═══ Input material
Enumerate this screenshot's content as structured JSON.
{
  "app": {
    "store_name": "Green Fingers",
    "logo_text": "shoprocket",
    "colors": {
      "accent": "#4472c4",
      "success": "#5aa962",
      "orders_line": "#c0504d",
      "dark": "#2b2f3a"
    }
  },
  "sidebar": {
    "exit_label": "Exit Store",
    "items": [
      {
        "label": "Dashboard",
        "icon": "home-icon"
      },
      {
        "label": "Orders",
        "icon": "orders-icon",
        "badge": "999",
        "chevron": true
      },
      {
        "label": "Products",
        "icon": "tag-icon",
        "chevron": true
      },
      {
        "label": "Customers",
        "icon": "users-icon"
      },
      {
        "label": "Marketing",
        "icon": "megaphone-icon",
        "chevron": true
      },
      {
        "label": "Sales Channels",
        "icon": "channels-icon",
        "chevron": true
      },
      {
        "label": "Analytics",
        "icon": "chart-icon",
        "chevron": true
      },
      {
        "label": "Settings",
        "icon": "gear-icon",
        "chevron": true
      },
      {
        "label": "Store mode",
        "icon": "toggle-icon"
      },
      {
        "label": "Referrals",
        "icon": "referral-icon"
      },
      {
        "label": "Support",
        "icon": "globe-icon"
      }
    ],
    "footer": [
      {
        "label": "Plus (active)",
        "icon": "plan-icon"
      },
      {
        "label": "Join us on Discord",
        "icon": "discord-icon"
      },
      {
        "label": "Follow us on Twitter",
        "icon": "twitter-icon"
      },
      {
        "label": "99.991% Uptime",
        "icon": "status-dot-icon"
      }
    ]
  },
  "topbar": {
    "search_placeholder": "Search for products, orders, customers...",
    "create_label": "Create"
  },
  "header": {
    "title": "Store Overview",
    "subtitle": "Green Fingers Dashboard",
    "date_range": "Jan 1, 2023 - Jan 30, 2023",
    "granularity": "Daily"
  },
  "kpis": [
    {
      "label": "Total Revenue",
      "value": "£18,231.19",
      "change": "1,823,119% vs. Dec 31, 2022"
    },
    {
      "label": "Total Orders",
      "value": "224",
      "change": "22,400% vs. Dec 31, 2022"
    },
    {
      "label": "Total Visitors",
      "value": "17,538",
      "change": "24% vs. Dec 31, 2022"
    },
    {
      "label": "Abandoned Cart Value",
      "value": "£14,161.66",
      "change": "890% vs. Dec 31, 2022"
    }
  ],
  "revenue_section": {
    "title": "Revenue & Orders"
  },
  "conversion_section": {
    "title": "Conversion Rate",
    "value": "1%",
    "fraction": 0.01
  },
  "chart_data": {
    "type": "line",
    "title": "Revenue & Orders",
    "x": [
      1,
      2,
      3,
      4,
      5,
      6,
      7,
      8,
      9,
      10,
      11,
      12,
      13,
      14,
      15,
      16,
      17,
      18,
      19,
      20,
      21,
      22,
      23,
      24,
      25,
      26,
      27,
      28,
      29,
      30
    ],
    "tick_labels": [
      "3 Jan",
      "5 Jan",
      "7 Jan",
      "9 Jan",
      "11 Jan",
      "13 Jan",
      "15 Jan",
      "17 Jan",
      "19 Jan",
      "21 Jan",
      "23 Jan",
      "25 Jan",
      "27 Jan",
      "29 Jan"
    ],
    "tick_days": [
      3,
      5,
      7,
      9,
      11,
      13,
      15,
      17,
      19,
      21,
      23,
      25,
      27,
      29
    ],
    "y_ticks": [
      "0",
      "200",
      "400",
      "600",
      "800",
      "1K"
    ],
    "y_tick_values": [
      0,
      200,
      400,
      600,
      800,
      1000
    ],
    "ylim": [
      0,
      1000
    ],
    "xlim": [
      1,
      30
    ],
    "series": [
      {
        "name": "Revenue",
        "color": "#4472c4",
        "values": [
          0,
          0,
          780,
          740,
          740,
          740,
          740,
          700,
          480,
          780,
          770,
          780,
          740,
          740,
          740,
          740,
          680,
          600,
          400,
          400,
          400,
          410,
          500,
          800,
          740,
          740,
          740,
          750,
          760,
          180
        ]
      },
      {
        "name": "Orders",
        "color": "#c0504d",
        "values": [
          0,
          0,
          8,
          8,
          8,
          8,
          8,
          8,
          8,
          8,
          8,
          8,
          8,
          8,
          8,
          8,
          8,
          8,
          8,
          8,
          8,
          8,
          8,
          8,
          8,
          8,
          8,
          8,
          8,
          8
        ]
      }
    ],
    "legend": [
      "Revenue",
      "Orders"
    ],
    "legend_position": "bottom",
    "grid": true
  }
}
══════
▶ _Given problem_
Retype all of the data shown above, word for word.

▶ _Response below_
Enumerate this screenshot's content as structured JSON.
{
  "app": {
    "store_name": "Green Fingers",
    "logo_text": "shoprocket",
    "colors": {
      "accent": "#4472c4",
      "success": "#5aa962",
      "orders_line": "#c0504d",
      "dark": "#2b2f3a"
    }
  },
  "sidebar": {
    "exit_label": "Exit Store",
    "items": [
      {
        "label": "Dashboard",
        "icon": "home-icon"
      },
      {
        "label": "Orders",
        "icon": "orders-icon",
        "badge": "999",
        "chevron": true
      },
      {
        "label": "Products",
        "icon": "tag-icon",
        "chevron": true
      },
      {
        "label": "Customers",
        "icon": "users-icon"
      },
      {
        "label": "Marketing",
        "icon": "megaphone-icon",
        "chevron": true
      },
      {
        "label": "Sales Channels",
        "icon": "channels-icon",
        "chevron": true
      },
      {
        "label": "Analytics",
        "icon": "chart-icon",
        "chevron": true
      },
      {
        "label": "Settings",
        "icon": "gear-icon",
        "chevron": true
      },
      {
        "label": "Store mode",
        "icon": "toggle-icon"
      },
      {
        "label": "Referrals",
        "icon": "referral-icon"
      },
      {
        "label": "Support",
        "icon": "globe-icon"
      }
    ],
    "footer": [
      {
        "label": "Plus (active)",
        "icon": "plan-icon"
      },
      {
        "label": "Join us on Discord",
        "icon": "discord-icon"
      },
      {
        "label": "Follow us on Twitter",
        "icon": "twitter-icon"
      },
      {
        "label": "99.991% Uptime",
        "icon": "status-dot-icon"
      }
    ]
  },
  "topbar": {
    "search_placeholder": "Search for products, orders, customers...",
    "create_label": "Create"
  },
  "header": {
    "title": "Store Overview",
    "subtitle": "Green Fingers Dashboard",
    "date_range": "Jan 1, 2023 - Jan 30, 2023",
    "granularity": "Daily"
  },
  "kpis": [
    {
      "label": "Total Revenue",
      "value": "£18,231.19",
      "change": "1,823,119% vs. Dec 31, 2022"
    },
    {
      "label": "Total Orders",
      "value": "224",
      "change": "22,400% vs. Dec 31, 2022"
    },
    {
      "label": "Total Visitors",
      "value": "17,538",
      "change": "24% vs. Dec 31, 2022"
    },
    {
      "label": "Abandoned Cart Value",
      "value": "£14,161.66",
      "change": "890% vs. Dec 31, 2022"
    }
  ],
  "revenue_section": {
    "title": "Revenue & Orders"
  },
  "conversion_section": {
    "title": "Conversion Rate",
    "value": "1%",
    "fraction": 0.01
  },
  "chart_data": {
    "type": "line",
    "title": "Revenue & Orders",
    "x": [
      1,
      2,
      3,
      4,
      5,
      6,
      7,
      8,
      9,
      10,
      11,
      12,
      13,
      14,
      15,
      16,
      17,
      18,
      19,
      20,
      21,
      22,
      23,
      24,
      25,
      26,
      27,
      28,
      29,
      30
    ],
    "tick_labels": [
      "3 Jan",
      "5 Jan",
      "7 Jan",
      "9 Jan",
      "11 Jan",
      "13 Jan",
      "15 Jan",
      "17 Jan",
      "19 Jan",
      "21 Jan",
      "23 Jan",
      "25 Jan",
      "27 Jan",
      "29 Jan"
    ],
    "tick_days": [
      3,
      5,
      7,
      9,
      11,
      13,
      15,
      17,
      19,
      21,
      23,
      25,
      27,
      29
    ],
    "y_ticks": [
      "0",
      "200",
      "400",
      "600",
      "800",
      "1K"
    ],
    "y_tick_values": [
      0,
      200,
      400,
      600,
      800,
      1000
    ],
    "ylim": [
      0,
      1000
    ],
    "xlim": [
      1,
      30
    ],
    "series": [
      {
        "name": "Revenue",
        "color": "#4472c4",
        "values": [
          0,
          0,
          780,
          740,
          740,
          740,
          740,
          700,
          480,
          780,
          770,
          780,
          740,
          740,
          740,
          740,
          680,
          600,
          400,
          400,
          400,
          410,
          500,
          800,
          740,
          740,
          740,
          750,
          760,
          180
        ]
      },
      {
        "name": "Orders",
        "color": "#c0504d",
        "values": [
          0,
          0,
          8,
          8,
          8,
          8,
          8,
          8,
          8,
          8,
          8,
          8,
          8,
          8,
          8,
          8,
          8,
          8,
          8,
          8,
          8,
          8,
          8,
          8,
          8,
          8,
          8,
          8,
          8,
          8
        ]
      }
    ],
    "legend": [
      "Revenue",
      "Orders"
    ],
    "legend_position": "bottom",
    "grid": true
  }
}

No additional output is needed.